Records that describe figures
+++++

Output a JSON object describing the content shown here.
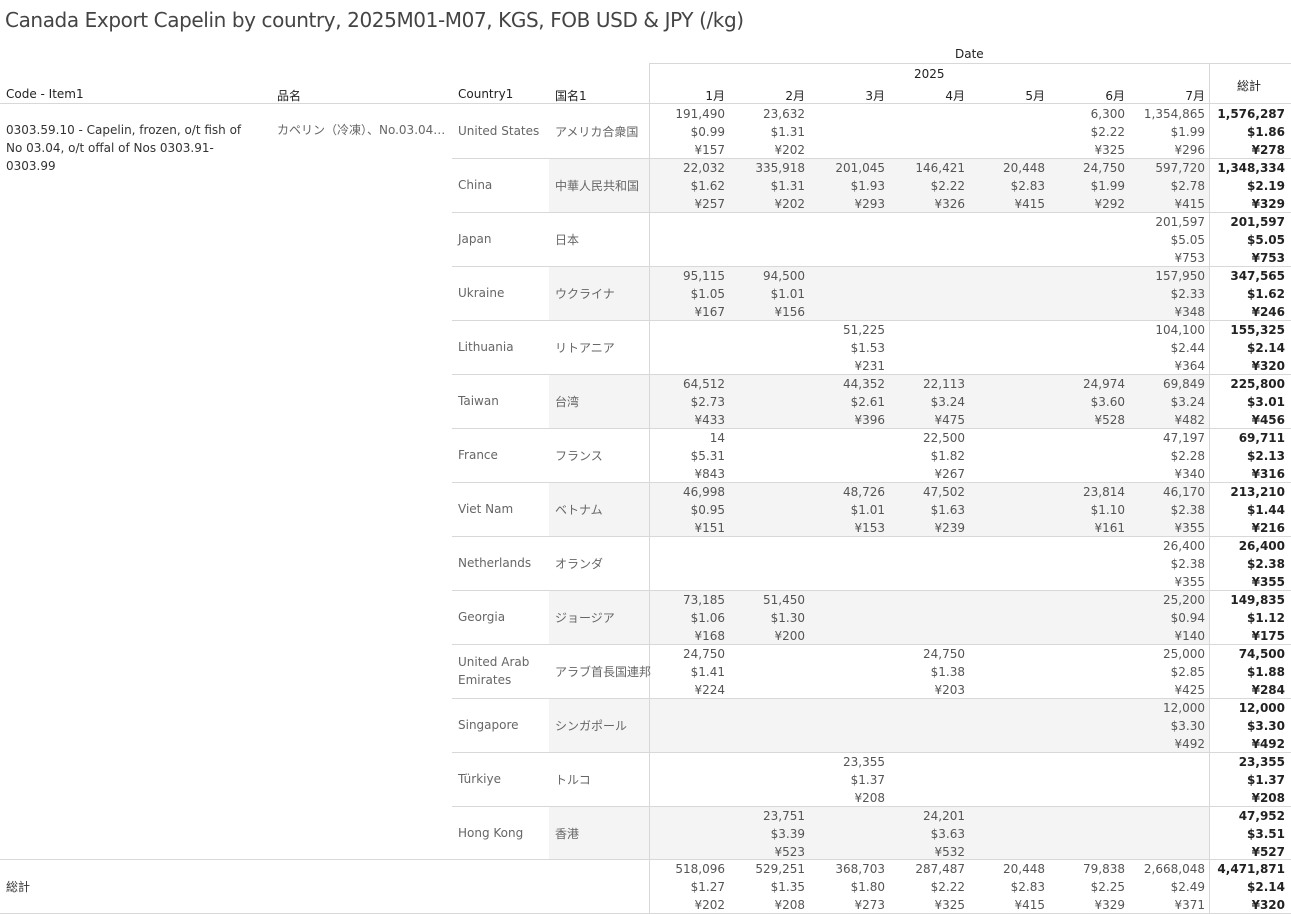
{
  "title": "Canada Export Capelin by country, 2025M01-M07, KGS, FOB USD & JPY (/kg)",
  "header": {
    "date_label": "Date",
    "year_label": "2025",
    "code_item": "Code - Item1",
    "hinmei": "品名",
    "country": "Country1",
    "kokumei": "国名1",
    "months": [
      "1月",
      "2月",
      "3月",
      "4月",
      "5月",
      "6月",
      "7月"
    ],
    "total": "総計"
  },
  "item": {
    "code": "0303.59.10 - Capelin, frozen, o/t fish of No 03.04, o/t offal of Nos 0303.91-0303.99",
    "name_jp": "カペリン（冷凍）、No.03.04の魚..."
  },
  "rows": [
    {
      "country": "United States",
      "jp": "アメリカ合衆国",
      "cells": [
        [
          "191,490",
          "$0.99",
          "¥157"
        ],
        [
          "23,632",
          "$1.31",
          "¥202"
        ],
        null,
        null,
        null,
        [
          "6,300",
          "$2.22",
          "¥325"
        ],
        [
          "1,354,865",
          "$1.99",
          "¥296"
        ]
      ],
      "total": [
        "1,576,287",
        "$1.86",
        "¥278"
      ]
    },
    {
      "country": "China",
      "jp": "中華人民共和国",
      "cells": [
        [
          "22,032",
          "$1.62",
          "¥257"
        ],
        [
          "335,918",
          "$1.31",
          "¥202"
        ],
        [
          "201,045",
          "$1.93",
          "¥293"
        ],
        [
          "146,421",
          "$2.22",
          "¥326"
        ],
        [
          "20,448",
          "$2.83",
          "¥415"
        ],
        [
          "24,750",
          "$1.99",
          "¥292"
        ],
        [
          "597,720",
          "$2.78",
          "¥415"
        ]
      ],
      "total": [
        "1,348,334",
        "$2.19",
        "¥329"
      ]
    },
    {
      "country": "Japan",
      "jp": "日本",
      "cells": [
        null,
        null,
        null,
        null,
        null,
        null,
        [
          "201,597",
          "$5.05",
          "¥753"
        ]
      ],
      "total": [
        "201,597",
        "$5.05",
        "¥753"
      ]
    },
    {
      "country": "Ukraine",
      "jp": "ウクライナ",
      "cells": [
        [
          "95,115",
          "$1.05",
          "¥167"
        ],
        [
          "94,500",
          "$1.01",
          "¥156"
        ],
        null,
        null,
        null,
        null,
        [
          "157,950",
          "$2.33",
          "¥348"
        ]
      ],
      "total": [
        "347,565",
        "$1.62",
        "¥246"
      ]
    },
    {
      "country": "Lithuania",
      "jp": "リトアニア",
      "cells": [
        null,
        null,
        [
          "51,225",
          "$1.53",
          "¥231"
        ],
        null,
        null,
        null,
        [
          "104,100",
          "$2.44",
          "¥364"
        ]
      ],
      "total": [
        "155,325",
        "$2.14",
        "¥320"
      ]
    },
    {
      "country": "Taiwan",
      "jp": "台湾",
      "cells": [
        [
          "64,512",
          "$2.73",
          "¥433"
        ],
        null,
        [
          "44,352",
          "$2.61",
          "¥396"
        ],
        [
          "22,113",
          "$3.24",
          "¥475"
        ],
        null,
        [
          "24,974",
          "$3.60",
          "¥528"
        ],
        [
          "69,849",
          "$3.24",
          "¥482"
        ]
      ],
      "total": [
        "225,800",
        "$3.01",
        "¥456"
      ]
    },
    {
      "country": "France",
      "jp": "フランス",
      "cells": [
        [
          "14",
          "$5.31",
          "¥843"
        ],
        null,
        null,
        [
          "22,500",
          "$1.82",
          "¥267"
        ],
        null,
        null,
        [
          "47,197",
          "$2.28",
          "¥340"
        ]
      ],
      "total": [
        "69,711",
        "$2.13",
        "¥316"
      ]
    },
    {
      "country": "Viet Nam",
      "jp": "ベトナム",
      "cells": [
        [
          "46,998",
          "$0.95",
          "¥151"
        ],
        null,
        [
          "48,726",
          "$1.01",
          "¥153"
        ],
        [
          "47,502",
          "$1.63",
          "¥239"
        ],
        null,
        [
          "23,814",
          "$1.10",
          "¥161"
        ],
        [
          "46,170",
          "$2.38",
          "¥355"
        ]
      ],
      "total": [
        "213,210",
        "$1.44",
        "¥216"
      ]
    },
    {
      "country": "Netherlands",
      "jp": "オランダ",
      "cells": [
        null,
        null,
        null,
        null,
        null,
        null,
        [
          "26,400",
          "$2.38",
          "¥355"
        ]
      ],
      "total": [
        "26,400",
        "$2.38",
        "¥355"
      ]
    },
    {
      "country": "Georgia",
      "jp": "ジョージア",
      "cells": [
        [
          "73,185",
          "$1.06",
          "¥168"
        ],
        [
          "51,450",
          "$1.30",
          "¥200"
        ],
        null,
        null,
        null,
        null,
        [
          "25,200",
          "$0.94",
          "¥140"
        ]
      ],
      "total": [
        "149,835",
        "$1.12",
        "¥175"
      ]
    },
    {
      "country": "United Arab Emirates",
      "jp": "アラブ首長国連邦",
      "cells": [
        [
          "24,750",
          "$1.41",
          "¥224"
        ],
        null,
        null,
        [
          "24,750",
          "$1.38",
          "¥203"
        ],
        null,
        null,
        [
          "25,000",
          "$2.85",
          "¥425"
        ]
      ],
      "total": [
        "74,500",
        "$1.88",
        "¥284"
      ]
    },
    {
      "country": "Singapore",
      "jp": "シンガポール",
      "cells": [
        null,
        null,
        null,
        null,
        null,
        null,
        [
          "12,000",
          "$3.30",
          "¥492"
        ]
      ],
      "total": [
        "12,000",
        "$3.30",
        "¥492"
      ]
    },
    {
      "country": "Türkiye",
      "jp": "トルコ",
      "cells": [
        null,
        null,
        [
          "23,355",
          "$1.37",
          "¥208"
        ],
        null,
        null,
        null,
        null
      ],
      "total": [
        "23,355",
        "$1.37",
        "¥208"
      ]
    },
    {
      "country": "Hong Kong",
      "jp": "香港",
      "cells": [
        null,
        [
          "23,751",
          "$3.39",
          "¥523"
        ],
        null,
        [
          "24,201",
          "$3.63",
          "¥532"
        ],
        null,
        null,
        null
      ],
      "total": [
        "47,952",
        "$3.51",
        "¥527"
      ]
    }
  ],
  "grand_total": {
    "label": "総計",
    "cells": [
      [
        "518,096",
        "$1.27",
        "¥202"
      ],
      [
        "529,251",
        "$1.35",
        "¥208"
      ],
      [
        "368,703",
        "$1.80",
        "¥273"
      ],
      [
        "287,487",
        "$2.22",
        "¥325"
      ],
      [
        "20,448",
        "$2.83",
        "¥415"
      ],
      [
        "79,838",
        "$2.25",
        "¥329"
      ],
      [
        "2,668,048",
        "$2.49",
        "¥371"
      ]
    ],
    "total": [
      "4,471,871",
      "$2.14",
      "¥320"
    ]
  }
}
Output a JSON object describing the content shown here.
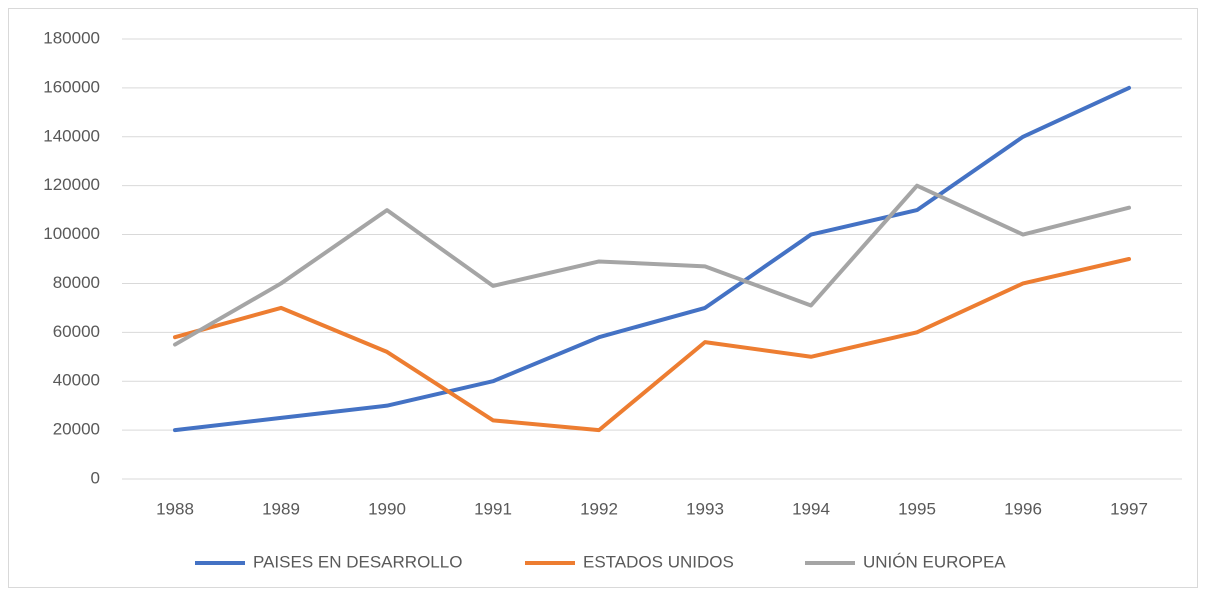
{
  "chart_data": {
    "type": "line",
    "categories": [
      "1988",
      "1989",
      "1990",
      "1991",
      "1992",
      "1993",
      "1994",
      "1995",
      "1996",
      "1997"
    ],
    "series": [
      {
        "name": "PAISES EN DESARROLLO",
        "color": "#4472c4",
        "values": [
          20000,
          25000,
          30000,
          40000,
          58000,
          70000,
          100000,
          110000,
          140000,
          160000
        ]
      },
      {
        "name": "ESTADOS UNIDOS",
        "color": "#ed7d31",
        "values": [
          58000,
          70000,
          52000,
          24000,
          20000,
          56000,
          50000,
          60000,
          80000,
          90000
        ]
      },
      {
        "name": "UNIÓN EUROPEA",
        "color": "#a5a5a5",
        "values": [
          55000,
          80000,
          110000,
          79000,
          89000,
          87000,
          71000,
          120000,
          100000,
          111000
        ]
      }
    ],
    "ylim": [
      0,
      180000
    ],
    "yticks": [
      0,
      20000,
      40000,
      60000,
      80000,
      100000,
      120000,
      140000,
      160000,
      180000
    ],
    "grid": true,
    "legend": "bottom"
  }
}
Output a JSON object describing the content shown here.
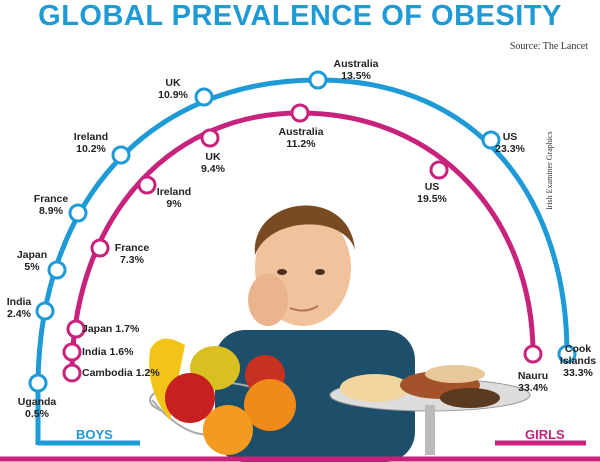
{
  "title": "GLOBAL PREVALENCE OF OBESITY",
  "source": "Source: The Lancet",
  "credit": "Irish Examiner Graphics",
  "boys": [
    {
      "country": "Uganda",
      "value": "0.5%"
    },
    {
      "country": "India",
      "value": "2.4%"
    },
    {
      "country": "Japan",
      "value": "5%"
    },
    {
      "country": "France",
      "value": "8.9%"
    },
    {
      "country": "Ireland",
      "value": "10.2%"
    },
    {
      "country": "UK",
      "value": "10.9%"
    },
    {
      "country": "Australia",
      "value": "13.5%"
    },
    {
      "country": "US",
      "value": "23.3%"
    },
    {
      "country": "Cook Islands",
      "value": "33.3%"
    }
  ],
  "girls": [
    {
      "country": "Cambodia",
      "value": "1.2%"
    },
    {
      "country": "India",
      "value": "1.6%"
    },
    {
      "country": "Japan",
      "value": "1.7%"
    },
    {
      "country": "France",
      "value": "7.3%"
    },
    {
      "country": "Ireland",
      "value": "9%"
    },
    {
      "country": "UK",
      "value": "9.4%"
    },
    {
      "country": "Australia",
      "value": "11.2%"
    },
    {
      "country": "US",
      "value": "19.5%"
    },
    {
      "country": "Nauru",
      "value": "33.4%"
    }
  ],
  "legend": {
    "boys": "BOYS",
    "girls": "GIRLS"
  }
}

+++++

◆ STATED TASK
Identify and extract each line of the listing that contains "United".

◆ WRITTEN SOLUTION
      "country": "United States",
      "country": "United Arab Emirates",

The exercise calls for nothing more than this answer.